YOUR OBJECTIVE —
Gather all lines in the entries that include the word "value".

Figure contents as structured data
================================
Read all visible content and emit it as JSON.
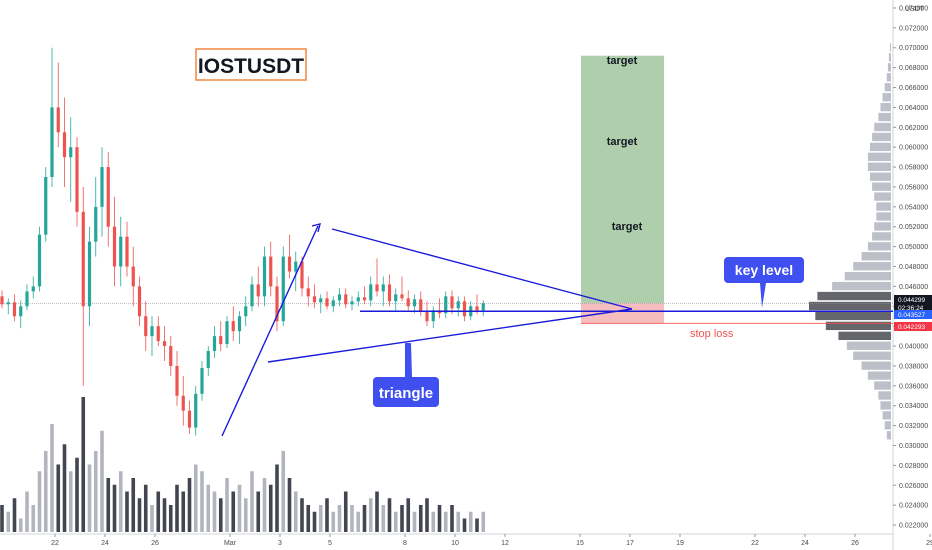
{
  "chart_data": {
    "type": "candlestick",
    "symbol_label": "IOSTUSDT",
    "currency_label": "USDT",
    "y_axis": {
      "range": [
        0.021,
        0.0745
      ],
      "ticks": [
        "0.074000",
        "0.072000",
        "0.070000",
        "0.068000",
        "0.066000",
        "0.064000",
        "0.062000",
        "0.060000",
        "0.058000",
        "0.056000",
        "0.054000",
        "0.052000",
        "0.050000",
        "0.048000",
        "0.046000",
        "0.044000",
        "0.042000",
        "0.040000",
        "0.038000",
        "0.036000",
        "0.034000",
        "0.032000",
        "0.030000",
        "0.028000",
        "0.026000",
        "0.024000",
        "0.022000"
      ]
    },
    "x_axis": {
      "ticks": [
        {
          "label": "22",
          "bar": 8
        },
        {
          "label": "24",
          "bar": 16
        },
        {
          "label": "26",
          "bar": 24
        },
        {
          "label": "Mar",
          "bar": 36
        },
        {
          "label": "3",
          "bar": 44
        },
        {
          "label": "5",
          "bar": 52
        },
        {
          "label": "8",
          "bar": 64
        },
        {
          "label": "10",
          "bar": 72
        },
        {
          "label": "12",
          "bar": 80
        },
        {
          "label": "15",
          "bar": 92
        },
        {
          "label": "17",
          "bar": 100
        },
        {
          "label": "19",
          "bar": 108
        },
        {
          "label": "22",
          "bar": 120
        },
        {
          "label": "24",
          "bar": 128
        },
        {
          "label": "26",
          "bar": 136
        },
        {
          "label": "29",
          "bar": 148
        }
      ]
    },
    "price_tags": [
      {
        "label": "0.044299",
        "sub": "02:36:24",
        "value": 0.044299,
        "color": "#131722"
      },
      {
        "label": "0.043527",
        "value": 0.043527,
        "color": "#2962ff"
      },
      {
        "label": "0.042293",
        "value": 0.042293,
        "color": "#f23645"
      }
    ],
    "annotations": {
      "title_box": "IOSTUSDT",
      "targets": [
        "target",
        "target",
        "target"
      ],
      "key_level": "key level",
      "triangle": "triangle",
      "stop_loss": "stop loss"
    },
    "levels": {
      "key_level": 0.0435,
      "stop_loss": 0.04229,
      "target_top": 0.0692,
      "entry": 0.0443
    },
    "colors": {
      "up": "#26a69a",
      "down": "#ef5350",
      "drawing": "#1a1adb",
      "target_zone": "#a5c9a3",
      "stop_zone": "#f4b6b6",
      "title_border": "#f0883e",
      "callout": "#3f4ff0"
    },
    "candles": [
      [
        0.045,
        0.0456,
        0.0438,
        0.0442
      ],
      [
        0.0442,
        0.0448,
        0.0432,
        0.0444
      ],
      [
        0.0444,
        0.0452,
        0.0425,
        0.043
      ],
      [
        0.043,
        0.0446,
        0.0418,
        0.044
      ],
      [
        0.044,
        0.0462,
        0.0436,
        0.0455
      ],
      [
        0.0455,
        0.047,
        0.0448,
        0.046
      ],
      [
        0.046,
        0.052,
        0.0455,
        0.0512
      ],
      [
        0.0512,
        0.058,
        0.0505,
        0.057
      ],
      [
        0.057,
        0.07,
        0.056,
        0.064
      ],
      [
        0.064,
        0.0685,
        0.06,
        0.0615
      ],
      [
        0.0615,
        0.065,
        0.056,
        0.059
      ],
      [
        0.059,
        0.063,
        0.0545,
        0.06
      ],
      [
        0.06,
        0.061,
        0.052,
        0.0535
      ],
      [
        0.0535,
        0.056,
        0.036,
        0.044
      ],
      [
        0.044,
        0.052,
        0.042,
        0.0505
      ],
      [
        0.0505,
        0.057,
        0.049,
        0.054
      ],
      [
        0.054,
        0.06,
        0.051,
        0.058
      ],
      [
        0.058,
        0.0595,
        0.05,
        0.052
      ],
      [
        0.052,
        0.055,
        0.046,
        0.048
      ],
      [
        0.048,
        0.053,
        0.046,
        0.051
      ],
      [
        0.051,
        0.0525,
        0.047,
        0.048
      ],
      [
        0.048,
        0.05,
        0.044,
        0.046
      ],
      [
        0.046,
        0.047,
        0.042,
        0.043
      ],
      [
        0.043,
        0.0445,
        0.0395,
        0.041
      ],
      [
        0.041,
        0.043,
        0.039,
        0.042
      ],
      [
        0.042,
        0.043,
        0.04,
        0.0405
      ],
      [
        0.0405,
        0.042,
        0.0385,
        0.04
      ],
      [
        0.04,
        0.041,
        0.037,
        0.038
      ],
      [
        0.038,
        0.0395,
        0.034,
        0.035
      ],
      [
        0.035,
        0.037,
        0.032,
        0.0335
      ],
      [
        0.0335,
        0.0345,
        0.0312,
        0.0318
      ],
      [
        0.0318,
        0.036,
        0.031,
        0.0352
      ],
      [
        0.0352,
        0.0385,
        0.0345,
        0.0378
      ],
      [
        0.0378,
        0.04,
        0.037,
        0.0395
      ],
      [
        0.0395,
        0.042,
        0.0388,
        0.041
      ],
      [
        0.041,
        0.0425,
        0.0395,
        0.0402
      ],
      [
        0.0402,
        0.043,
        0.0398,
        0.0425
      ],
      [
        0.0425,
        0.044,
        0.0405,
        0.0415
      ],
      [
        0.0415,
        0.0435,
        0.0402,
        0.043
      ],
      [
        0.043,
        0.045,
        0.042,
        0.044
      ],
      [
        0.044,
        0.047,
        0.0435,
        0.0462
      ],
      [
        0.0462,
        0.048,
        0.044,
        0.045
      ],
      [
        0.045,
        0.05,
        0.044,
        0.049
      ],
      [
        0.049,
        0.0505,
        0.045,
        0.046
      ],
      [
        0.046,
        0.047,
        0.0415,
        0.0425
      ],
      [
        0.0425,
        0.05,
        0.042,
        0.049
      ],
      [
        0.049,
        0.0512,
        0.0468,
        0.0475
      ],
      [
        0.0475,
        0.0495,
        0.0455,
        0.0485
      ],
      [
        0.0485,
        0.049,
        0.045,
        0.0458
      ],
      [
        0.0458,
        0.047,
        0.044,
        0.045
      ],
      [
        0.045,
        0.0462,
        0.0438,
        0.0444
      ],
      [
        0.0444,
        0.0452,
        0.0433,
        0.0448
      ],
      [
        0.0448,
        0.0455,
        0.0437,
        0.044
      ],
      [
        0.044,
        0.045,
        0.0434,
        0.0446
      ],
      [
        0.0446,
        0.0458,
        0.044,
        0.0452
      ],
      [
        0.0452,
        0.0458,
        0.0438,
        0.0442
      ],
      [
        0.0442,
        0.045,
        0.0436,
        0.0445
      ],
      [
        0.0445,
        0.0455,
        0.044,
        0.0449
      ],
      [
        0.0449,
        0.046,
        0.0442,
        0.0446
      ],
      [
        0.0446,
        0.047,
        0.044,
        0.0462
      ],
      [
        0.0462,
        0.0488,
        0.045,
        0.0455
      ],
      [
        0.0455,
        0.047,
        0.044,
        0.0462
      ],
      [
        0.0462,
        0.0472,
        0.044,
        0.0445
      ],
      [
        0.0445,
        0.0458,
        0.0436,
        0.0452
      ],
      [
        0.0452,
        0.047,
        0.0445,
        0.0448
      ],
      [
        0.0448,
        0.0456,
        0.0436,
        0.044
      ],
      [
        0.044,
        0.0452,
        0.0433,
        0.0447
      ],
      [
        0.0447,
        0.0455,
        0.043,
        0.0435
      ],
      [
        0.0435,
        0.0445,
        0.042,
        0.0425
      ],
      [
        0.0425,
        0.044,
        0.0418,
        0.0436
      ],
      [
        0.0436,
        0.0448,
        0.0428,
        0.0433
      ],
      [
        0.0433,
        0.0455,
        0.0428,
        0.045
      ],
      [
        0.045,
        0.0456,
        0.0432,
        0.0438
      ],
      [
        0.0438,
        0.045,
        0.043,
        0.0445
      ],
      [
        0.0445,
        0.045,
        0.0425,
        0.043
      ],
      [
        0.043,
        0.0445,
        0.0426,
        0.044
      ],
      [
        0.044,
        0.0452,
        0.0432,
        0.0436
      ],
      [
        0.0436,
        0.0446,
        0.043,
        0.0443
      ]
    ],
    "volumes": [
      4,
      3,
      5,
      2,
      6,
      4,
      9,
      12,
      16,
      10,
      13,
      9,
      11,
      20,
      10,
      12,
      15,
      8,
      7,
      9,
      6,
      8,
      5,
      7,
      4,
      6,
      5,
      4,
      7,
      6,
      8,
      10,
      9,
      7,
      6,
      5,
      8,
      6,
      7,
      5,
      9,
      6,
      8,
      7,
      10,
      12,
      8,
      6,
      5,
      4,
      3,
      4,
      5,
      3,
      4,
      6,
      4,
      3,
      4,
      5,
      6,
      4,
      5,
      3,
      4,
      5,
      3,
      4,
      5,
      3,
      4,
      3,
      4,
      3,
      2,
      3,
      2,
      3
    ],
    "volume_profile": {
      "bins": [
        0.022,
        0.023,
        0.024,
        0.025,
        0.026,
        0.027,
        0.028,
        0.029,
        0.03,
        0.031,
        0.032,
        0.033,
        0.034,
        0.035,
        0.036,
        0.037,
        0.038,
        0.039,
        0.04,
        0.041,
        0.042,
        0.043,
        0.044,
        0.045,
        0.046,
        0.047,
        0.048,
        0.049,
        0.05,
        0.051,
        0.052,
        0.053,
        0.054,
        0.055,
        0.056,
        0.057,
        0.058,
        0.059,
        0.06,
        0.061,
        0.062,
        0.063,
        0.064,
        0.065,
        0.066,
        0.067,
        0.068,
        0.069,
        0.07,
        0.071,
        0.072
      ],
      "sizes": [
        0,
        0,
        0,
        0,
        0,
        0,
        0,
        0,
        0,
        4,
        6,
        8,
        10,
        12,
        16,
        22,
        28,
        36,
        42,
        50,
        62,
        72,
        78,
        70,
        56,
        44,
        36,
        28,
        22,
        18,
        16,
        14,
        14,
        16,
        18,
        20,
        22,
        22,
        20,
        18,
        16,
        12,
        10,
        8,
        6,
        4,
        3,
        2,
        1,
        0,
        0
      ]
    }
  }
}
================================
PROBLEM SOLUTION —
        "value": 0.044299,
        "value": 0.043527,
        "value": 0.042293,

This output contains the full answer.